-- BEGIN --
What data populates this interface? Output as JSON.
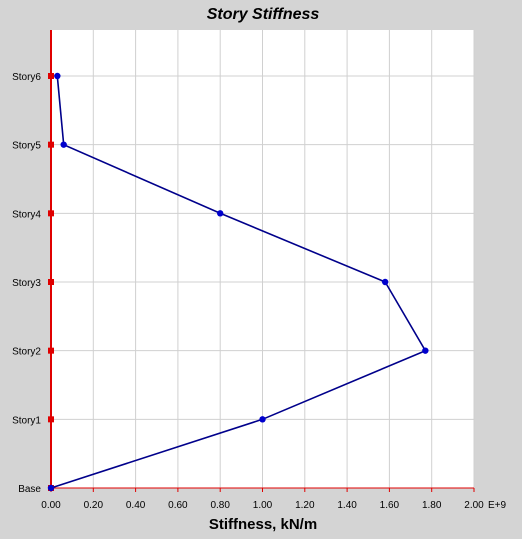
{
  "chart_data": {
    "type": "line",
    "title": "Story Stiffness",
    "xlabel": "Stiffness, kN/m",
    "ylabel": "",
    "x_unit_suffix": "E+9",
    "xlim": [
      0,
      2.0
    ],
    "x_ticks": [
      "0.00",
      "0.20",
      "0.40",
      "0.60",
      "0.80",
      "1.00",
      "1.20",
      "1.40",
      "1.60",
      "1.80",
      "2.00"
    ],
    "categories": [
      "Base",
      "Story1",
      "Story2",
      "Story3",
      "Story4",
      "Story5",
      "Story6"
    ],
    "grid": true,
    "series": [
      {
        "values": [
          0.0,
          1.0,
          1.77,
          1.58,
          0.8,
          0.06,
          0.03
        ],
        "color": "#00008b"
      }
    ],
    "colors": {
      "plot_background": "#ffffff",
      "frame_background": "#d4d4d4",
      "gridline": "#d0d0d0",
      "axis": "#e00000",
      "series_line": "#00008b",
      "series_marker": "#0000cd",
      "axis_marker": "#e00000"
    }
  }
}
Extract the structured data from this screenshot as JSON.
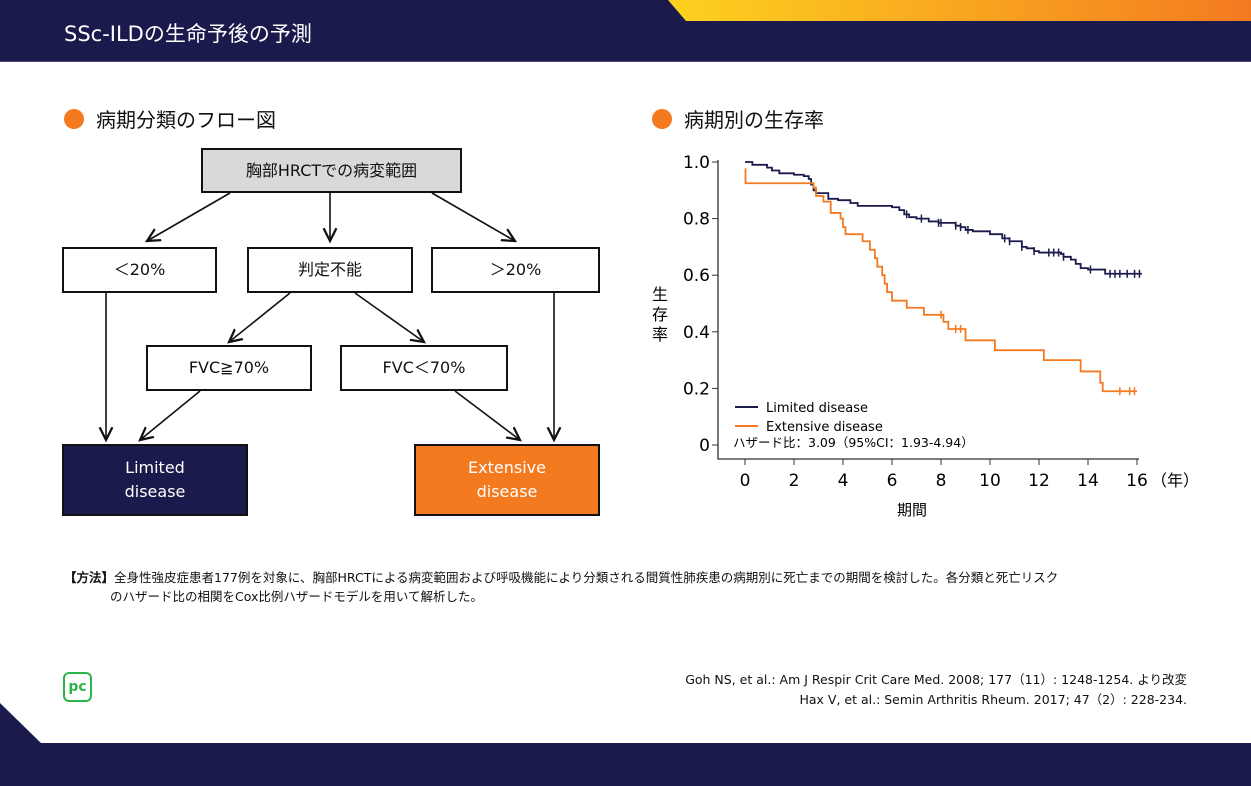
{
  "header": {
    "title": "SSc-ILDの生命予後の予測"
  },
  "flow": {
    "heading": "病期分類のフロー図",
    "top": "胸部HRCTでの病変範囲",
    "lt20": "＜20%",
    "indet": "判定不能",
    "gt20": "＞20%",
    "fvc_ge70": "FVC≧70%",
    "fvc_lt70": "FVC＜70%",
    "limited": "Limited disease",
    "extensive": "Extensive disease"
  },
  "chart_heading": "病期別の生存率",
  "chart_data": {
    "type": "line",
    "step": true,
    "ylabel": "生存率",
    "xlabel": "期間",
    "x_unit": "（年）",
    "xlim": [
      0,
      16
    ],
    "ylim": [
      0,
      1.0
    ],
    "xticks": [
      "0",
      "2",
      "4",
      "6",
      "8",
      "10",
      "12",
      "14",
      "16"
    ],
    "yticks": [
      "0",
      "0.2",
      "0.4",
      "0.6",
      "0.8",
      "1.0"
    ],
    "legend": "bottom-left",
    "annotation": "ハザード比：3.09（95%CI：1.93-4.94）",
    "series": [
      {
        "name": "Limited disease",
        "color": "#1b1a4c",
        "x": [
          0,
          0.3,
          0.9,
          1.1,
          1.4,
          2.0,
          2.4,
          2.6,
          2.7,
          2.8,
          2.9,
          3.4,
          3.8,
          4.3,
          4.6,
          6.0,
          6.3,
          6.5,
          6.7,
          7.0,
          7.5,
          7.9,
          8.6,
          8.8,
          9.0,
          9.3,
          10.0,
          10.5,
          10.8,
          11.3,
          11.5,
          11.8,
          12.0,
          12.9,
          13.0,
          13.3,
          13.5,
          13.7,
          14.0,
          14.7,
          16.2
        ],
        "y": [
          1.0,
          0.99,
          0.98,
          0.97,
          0.96,
          0.955,
          0.95,
          0.94,
          0.92,
          0.9,
          0.89,
          0.87,
          0.865,
          0.855,
          0.845,
          0.84,
          0.83,
          0.815,
          0.805,
          0.8,
          0.79,
          0.785,
          0.775,
          0.77,
          0.76,
          0.755,
          0.745,
          0.73,
          0.72,
          0.7,
          0.695,
          0.685,
          0.68,
          0.675,
          0.665,
          0.655,
          0.64,
          0.625,
          0.62,
          0.605,
          0.605
        ],
        "censored": [
          6.6,
          7.2,
          7.9,
          8.0,
          8.6,
          8.8,
          9.1,
          10.6,
          10.8,
          11.3,
          11.8,
          12.4,
          12.6,
          12.8,
          13.0,
          14.1,
          14.9,
          15.1,
          15.3,
          15.6,
          15.9,
          16.1
        ]
      },
      {
        "name": "Extensive disease",
        "color": "#f47a20",
        "x": [
          0,
          0.02,
          2.8,
          2.9,
          3.2,
          3.5,
          3.9,
          4.0,
          4.1,
          4.8,
          5.1,
          5.3,
          5.4,
          5.6,
          5.7,
          5.8,
          6.0,
          6.6,
          7.3,
          8.1,
          8.3,
          9.0,
          10.2,
          12.2,
          13.7,
          14.5,
          14.6,
          16.0
        ],
        "y": [
          0.975,
          0.925,
          0.91,
          0.88,
          0.86,
          0.82,
          0.8,
          0.77,
          0.745,
          0.72,
          0.69,
          0.66,
          0.63,
          0.6,
          0.57,
          0.54,
          0.51,
          0.485,
          0.46,
          0.435,
          0.41,
          0.37,
          0.335,
          0.3,
          0.26,
          0.22,
          0.19,
          0.19
        ],
        "censored": [
          8.0,
          8.6,
          8.8,
          15.3,
          15.7,
          15.9
        ]
      }
    ]
  },
  "method": {
    "label": "【方法】",
    "text1": "全身性強皮症患者177例を対象に、胸部HRCTによる病変範囲および呼吸機能により分類される間質性肺疾患の病期別に死亡までの期間を検討した。各分類と死亡リスク",
    "text2": "のハザード比の相関をCox比例ハザードモデルを用いて解析した。"
  },
  "refs": [
    "Goh NS, et al.: Am J Respir Crit Care Med. 2008; 177（11）: 1248-1254. より改変",
    "Hax V, et al.: Semin Arthritis Rheum. 2017; 47（2）: 228-234."
  ],
  "logo": "PC"
}
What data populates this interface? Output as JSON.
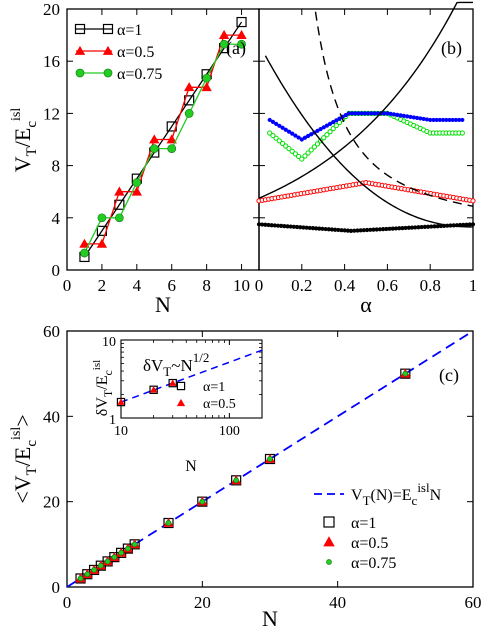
{
  "chart_data": [
    {
      "id": "a",
      "type": "line",
      "panel_label": "(a)",
      "xlabel": "N",
      "ylabel_main": "V",
      "ylabel_sub": "T",
      "ylabel_mid": "/E",
      "ylabel_sub2": "c",
      "ylabel_sup": "isl",
      "xlim": [
        0,
        11
      ],
      "ylim": [
        0,
        20
      ],
      "xticks": [
        0,
        2,
        4,
        6,
        8,
        10
      ],
      "yticks": [
        0,
        4,
        8,
        12,
        16,
        20
      ],
      "legend_position": "top-left",
      "series": [
        {
          "name": "α=1",
          "color": "#000000",
          "marker": "open-square",
          "x": [
            1,
            2,
            3,
            4,
            5,
            6,
            7,
            8,
            9,
            10
          ],
          "y": [
            1,
            3,
            5,
            7,
            9,
            11,
            13,
            15,
            17,
            19
          ]
        },
        {
          "name": "α=0.5",
          "color": "#ff0000",
          "marker": "filled-triangle",
          "x": [
            1,
            2,
            3,
            4,
            5,
            6,
            7,
            8,
            9,
            10
          ],
          "y": [
            2,
            2,
            6,
            6,
            10,
            10,
            14,
            14,
            18,
            18
          ]
        },
        {
          "name": "α=0.75",
          "color": "#22cc22",
          "marker": "filled-circle",
          "x": [
            1,
            2,
            3,
            4,
            5,
            6,
            7,
            8,
            9,
            10
          ],
          "y": [
            1.3,
            4,
            4,
            6.7,
            9.3,
            9.3,
            12,
            14.7,
            17.3,
            17.3
          ]
        }
      ]
    },
    {
      "id": "b",
      "type": "scatter",
      "panel_label": "(b)",
      "xlabel": "α",
      "xlim": [
        0,
        1
      ],
      "ylim": [
        0,
        20
      ],
      "xticks": [
        0,
        0.2,
        0.4,
        0.6,
        0.8,
        1
      ],
      "xtick_labels": [
        "0",
        "0.2",
        "0.4",
        "0.6",
        "0.8",
        "1"
      ],
      "dot_series": [
        {
          "color": "#000000",
          "filled": true,
          "note": "N=1 (black)",
          "x": [
            0,
            0.43,
            1
          ],
          "y": [
            3.5,
            3,
            3.5
          ],
          "peaks_y": 3.0,
          "edge_y": 3.5
        },
        {
          "color": "#ff0000",
          "filled": false,
          "note": "N=2 (red)",
          "x": [
            0,
            0.5,
            1
          ],
          "y": [
            5.3,
            6.7,
            5.3
          ]
        },
        {
          "color": "#00dd00",
          "filled": false,
          "note": "N=3 (green)",
          "x": [
            0.05,
            0.2,
            0.42,
            0.6,
            0.8,
            0.95
          ],
          "y": [
            10.5,
            8.5,
            12,
            12,
            10.5,
            10.5
          ]
        },
        {
          "color": "#0000ff",
          "filled": true,
          "note": "N=4 (blue)",
          "x": [
            0.05,
            0.2,
            0.42,
            0.6,
            0.8,
            0.95
          ],
          "y": [
            11.5,
            10,
            12,
            12,
            11.5,
            11.5
          ]
        }
      ],
      "curves": [
        {
          "style": "solid",
          "color": "#000000",
          "note": "rising",
          "x": [
            0,
            0.5,
            1
          ],
          "y": [
            5.5,
            9,
            20
          ]
        },
        {
          "style": "solid",
          "color": "#000000",
          "note": "falling",
          "x": [
            0,
            0.3,
            1
          ],
          "y": [
            20,
            10,
            3.3
          ]
        },
        {
          "style": "dashed",
          "color": "#000000",
          "note": "steep",
          "x": [
            0.22,
            0.5,
            1
          ],
          "y": [
            20,
            8.7,
            4.1
          ]
        }
      ]
    },
    {
      "id": "c",
      "type": "scatter",
      "panel_label": "(c)",
      "xlabel": "N",
      "ylabel": "<V_T/E_c^isl>",
      "xlim": [
        0,
        60
      ],
      "ylim": [
        0,
        60
      ],
      "xticks": [
        0,
        20,
        40,
        60
      ],
      "yticks": [
        0,
        20,
        40,
        60
      ],
      "fit_line": {
        "label_main": "V",
        "label_sub": "T",
        "label_mid": "(N)=E",
        "label_sub2": "c",
        "label_sup": "isl",
        "label_tail": "N",
        "x": [
          0,
          60
        ],
        "y": [
          0,
          60
        ],
        "color": "#0000ff",
        "style": "dashed"
      },
      "legend_position": "bottom-right",
      "x": [
        2,
        3,
        4,
        5,
        6,
        7,
        8,
        9,
        10,
        15,
        20,
        25,
        30,
        50
      ],
      "series": [
        {
          "name": "α=1",
          "color": "#000000",
          "marker": "open-square",
          "y": [
            2,
            3,
            4,
            5,
            6,
            7,
            8,
            9,
            10,
            15,
            20,
            25,
            30,
            50
          ]
        },
        {
          "name": "α=0.5",
          "color": "#ff0000",
          "marker": "filled-triangle",
          "y": [
            2,
            3,
            4,
            5,
            6,
            7,
            8,
            9,
            10,
            15,
            20,
            25,
            30,
            50
          ]
        },
        {
          "name": "α=0.75",
          "color": "#22cc22",
          "marker": "filled-circle",
          "y": [
            2,
            3,
            4,
            5,
            6,
            7,
            8,
            9,
            10,
            15,
            20,
            25,
            30,
            50
          ]
        }
      ],
      "inset": {
        "type": "scatter",
        "scale": "log-log",
        "xlabel": "N",
        "ylabel_main": "δV",
        "ylabel_sub": "T",
        "ylabel_mid": "/E",
        "ylabel_sub2": "c",
        "ylabel_sup": "isl",
        "xticks": [
          10,
          100
        ],
        "yticks": [
          1,
          10
        ],
        "xlim": [
          10,
          200
        ],
        "ylim": [
          1,
          10
        ],
        "annotation_main": "δV",
        "annotation_sub": "T",
        "annotation_mid": "~N",
        "annotation_sup": "1/2",
        "fit_line": {
          "color": "#0000ff",
          "style": "dashed",
          "x": [
            10,
            200
          ],
          "y": [
            1.6,
            7.4
          ]
        },
        "x": [
          10,
          20,
          30
        ],
        "series": [
          {
            "name": "α=1",
            "color": "#000000",
            "marker": "open-square",
            "y": [
              1.6,
              2.3,
              2.8
            ]
          },
          {
            "name": "α=0.5",
            "color": "#ff0000",
            "marker": "filled-triangle",
            "y": [
              1.6,
              2.3,
              2.8
            ]
          }
        ]
      }
    }
  ]
}
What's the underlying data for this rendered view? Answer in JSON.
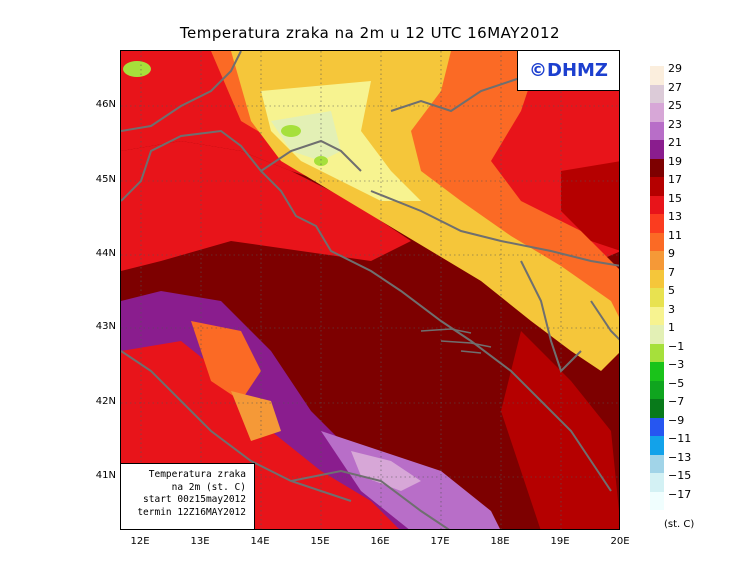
-- END --
Copy out each line of the data where the string "bottom" appears.

    "legend": "bottom-left",
      "legend_position": "bottom-right",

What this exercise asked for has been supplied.